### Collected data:
^^^^
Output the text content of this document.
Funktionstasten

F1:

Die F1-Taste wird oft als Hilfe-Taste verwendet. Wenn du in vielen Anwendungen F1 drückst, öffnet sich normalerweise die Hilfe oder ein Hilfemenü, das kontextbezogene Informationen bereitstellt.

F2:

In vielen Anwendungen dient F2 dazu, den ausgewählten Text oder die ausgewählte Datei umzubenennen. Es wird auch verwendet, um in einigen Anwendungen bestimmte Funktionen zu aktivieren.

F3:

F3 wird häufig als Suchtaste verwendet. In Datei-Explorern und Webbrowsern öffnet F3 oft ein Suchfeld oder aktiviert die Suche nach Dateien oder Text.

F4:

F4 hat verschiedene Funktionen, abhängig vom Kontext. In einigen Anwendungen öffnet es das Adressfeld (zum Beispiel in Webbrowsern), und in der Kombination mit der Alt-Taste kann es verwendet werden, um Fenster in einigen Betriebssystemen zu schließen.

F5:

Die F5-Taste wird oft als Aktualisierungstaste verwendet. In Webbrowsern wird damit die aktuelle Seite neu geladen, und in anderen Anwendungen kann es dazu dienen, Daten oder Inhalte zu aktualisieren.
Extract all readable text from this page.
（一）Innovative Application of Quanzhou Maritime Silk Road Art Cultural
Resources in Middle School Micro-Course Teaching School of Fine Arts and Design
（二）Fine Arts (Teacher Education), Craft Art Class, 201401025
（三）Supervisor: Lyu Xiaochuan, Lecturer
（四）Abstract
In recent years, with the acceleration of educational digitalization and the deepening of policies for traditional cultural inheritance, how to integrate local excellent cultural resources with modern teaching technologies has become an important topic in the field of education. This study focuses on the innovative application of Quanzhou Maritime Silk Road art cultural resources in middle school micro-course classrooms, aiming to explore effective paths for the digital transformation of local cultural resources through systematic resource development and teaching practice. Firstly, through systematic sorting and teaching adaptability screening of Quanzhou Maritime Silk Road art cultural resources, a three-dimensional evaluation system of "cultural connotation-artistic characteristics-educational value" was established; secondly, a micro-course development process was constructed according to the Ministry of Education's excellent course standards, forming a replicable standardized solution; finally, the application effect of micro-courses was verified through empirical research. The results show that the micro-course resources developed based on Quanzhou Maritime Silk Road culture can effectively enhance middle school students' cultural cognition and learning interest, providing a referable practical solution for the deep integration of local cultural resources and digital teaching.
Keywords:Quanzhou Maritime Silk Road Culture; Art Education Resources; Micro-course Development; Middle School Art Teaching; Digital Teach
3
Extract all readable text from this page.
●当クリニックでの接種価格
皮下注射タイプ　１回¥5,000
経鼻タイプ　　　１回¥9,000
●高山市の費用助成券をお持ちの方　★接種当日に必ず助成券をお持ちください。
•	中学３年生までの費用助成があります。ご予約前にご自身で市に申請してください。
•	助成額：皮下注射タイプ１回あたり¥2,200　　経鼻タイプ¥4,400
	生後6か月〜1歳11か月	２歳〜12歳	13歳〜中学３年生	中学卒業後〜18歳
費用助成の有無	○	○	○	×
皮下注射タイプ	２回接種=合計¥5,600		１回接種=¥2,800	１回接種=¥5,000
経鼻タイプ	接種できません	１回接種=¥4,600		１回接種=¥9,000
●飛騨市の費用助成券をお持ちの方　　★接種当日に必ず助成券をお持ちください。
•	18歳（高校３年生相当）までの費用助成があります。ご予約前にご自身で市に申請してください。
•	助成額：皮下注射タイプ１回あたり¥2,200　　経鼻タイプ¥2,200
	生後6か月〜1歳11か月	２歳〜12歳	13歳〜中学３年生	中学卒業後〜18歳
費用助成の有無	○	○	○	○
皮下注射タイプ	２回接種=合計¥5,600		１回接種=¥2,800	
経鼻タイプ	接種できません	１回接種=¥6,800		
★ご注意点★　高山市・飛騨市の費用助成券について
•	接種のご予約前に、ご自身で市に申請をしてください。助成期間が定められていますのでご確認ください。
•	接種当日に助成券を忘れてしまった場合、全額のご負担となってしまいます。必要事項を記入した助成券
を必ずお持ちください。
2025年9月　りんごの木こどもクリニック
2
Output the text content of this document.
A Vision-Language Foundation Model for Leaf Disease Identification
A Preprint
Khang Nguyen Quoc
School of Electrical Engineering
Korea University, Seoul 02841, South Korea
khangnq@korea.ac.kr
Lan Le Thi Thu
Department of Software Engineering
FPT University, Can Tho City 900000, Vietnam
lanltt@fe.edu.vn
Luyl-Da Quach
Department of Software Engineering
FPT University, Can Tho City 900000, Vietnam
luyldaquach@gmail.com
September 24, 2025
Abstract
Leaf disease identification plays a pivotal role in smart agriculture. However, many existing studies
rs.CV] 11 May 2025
^^^^
### Exercise objective:
From the first line to the last, please quote the material above exactly.

### Expected output:
Output the text content of this document.
Funktionstasten

F1:

Die F1-Taste wird oft als Hilfe-Taste verwendet. Wenn du in vielen Anwendungen F1 drückst, öffnet sich normalerweise die Hilfe oder ein Hilfemenü, das kontextbezogene Informationen bereitstellt.

F2:

In vielen Anwendungen dient F2 dazu, den ausgewählten Text oder die ausgewählte Datei umzubenennen. Es wird auch verwendet, um in einigen Anwendungen bestimmte Funktionen zu aktivieren.

F3:

F3 wird häufig als Suchtaste verwendet. In Datei-Explorern und Webbrowsern öffnet F3 oft ein Suchfeld oder aktiviert die Suche nach Dateien oder Text.

F4:

F4 hat verschiedene Funktionen, abhängig vom Kontext. In einigen Anwendungen öffnet es das Adressfeld (zum Beispiel in Webbrowsern), und in der Kombination mit der Alt-Taste kann es verwendet werden, um Fenster in einigen Betriebssystemen zu schließen.

F5:

Die F5-Taste wird oft als Aktualisierungstaste verwendet. In Webbrowsern wird damit die aktuelle Seite neu geladen, und in anderen Anwendungen kann es dazu dienen, Daten oder Inhalte zu aktualisieren.
Extract all readable text from this page.
（一）Innovative Application of Quanzhou Maritime Silk Road Art Cultural
Resources in Middle School Micro-Course Teaching School of Fine Arts and Design
（二）Fine Arts (Teacher Education), Craft Art Class, 201401025
（三）Supervisor: Lyu Xiaochuan, Lecturer
（四）Abstract
In recent years, with the acceleration of educational digitalization and the deepening of policies for traditional cultural inheritance, how to integrate local excellent cultural resources with modern teaching technologies has become an important topic in the field of education. This study focuses on the innovative application of Quanzhou Maritime Silk Road art cultural resources in middle school micro-course classrooms, aiming to explore effective paths for the digital transformation of local cultural resources through systematic resource development and teaching practice. Firstly, through systematic sorting and teaching adaptability screening of Quanzhou Maritime Silk Road art cultural resources, a three-dimensional evaluation system of "cultural connotation-artistic characteristics-educational value" was established; secondly, a micro-course development process was constructed according to the Ministry of Education's excellent course standards, forming a replicable standardized solution; finally, the application effect of micro-courses was verified through empirical research. The results show that the micro-course resources developed based on Quanzhou Maritime Silk Road culture can effectively enhance middle school students' cultural cognition and learning interest, providing a referable practical solution for the deep integration of local cultural resources and digital teaching.
Keywords:Quanzhou Maritime Silk Road Culture; Art Education Resources; Micro-course Development; Middle School Art Teaching; Digital Teach
3
Extract all readable text from this page.
●当クリニックでの接種価格
皮下注射タイプ　１回¥5,000
経鼻タイプ　　　１回¥9,000
●高山市の費用助成券をお持ちの方　★接種当日に必ず助成券をお持ちください。
•	中学３年生までの費用助成があります。ご予約前にご自身で市に申請してください。
•	助成額：皮下注射タイプ１回あたり¥2,200　　経鼻タイプ¥4,400
	生後6か月〜1歳11か月	２歳〜12歳	13歳〜中学３年生	中学卒業後〜18歳
費用助成の有無	○	○	○	×
皮下注射タイプ	２回接種=合計¥5,600		１回接種=¥2,800	１回接種=¥5,000
経鼻タイプ	接種できません	１回接種=¥4,600		１回接種=¥9,000
●飛騨市の費用助成券をお持ちの方　　★接種当日に必ず助成券をお持ちください。
•	18歳（高校３年生相当）までの費用助成があります。ご予約前にご自身で市に申請してください。
•	助成額：皮下注射タイプ１回あたり¥2,200　　経鼻タイプ¥2,200
	生後6か月〜1歳11か月	２歳〜12歳	13歳〜中学３年生	中学卒業後〜18歳
費用助成の有無	○	○	○	○
皮下注射タイプ	２回接種=合計¥5,600		１回接種=¥2,800	
経鼻タイプ	接種できません	１回接種=¥6,800		
★ご注意点★　高山市・飛騨市の費用助成券について
•	接種のご予約前に、ご自身で市に申請をしてください。助成期間が定められていますのでご確認ください。
•	接種当日に助成券を忘れてしまった場合、全額のご負担となってしまいます。必要事項を記入した助成券
を必ずお持ちください。
2025年9月　りんごの木こどもクリニック
2
Output the text content of this document.
A Vision-Language Foundation Model for Leaf Disease Identification
A Preprint
Khang Nguyen Quoc
School of Electrical Engineering
Korea University, Seoul 02841, South Korea
khangnq@korea.ac.kr
Lan Le Thi Thu
Department of Software Engineering
FPT University, Can Tho City 900000, Vietnam
lanltt@fe.edu.vn
Luyl-Da Quach
Department of Software Engineering
FPT University, Can Tho City 900000, Vietnam
luyldaquach@gmail.com
September 24, 2025
Abstract
Leaf disease identification plays a pivotal role in smart agriculture. However, many existing studies
rs.CV] 11 May 2025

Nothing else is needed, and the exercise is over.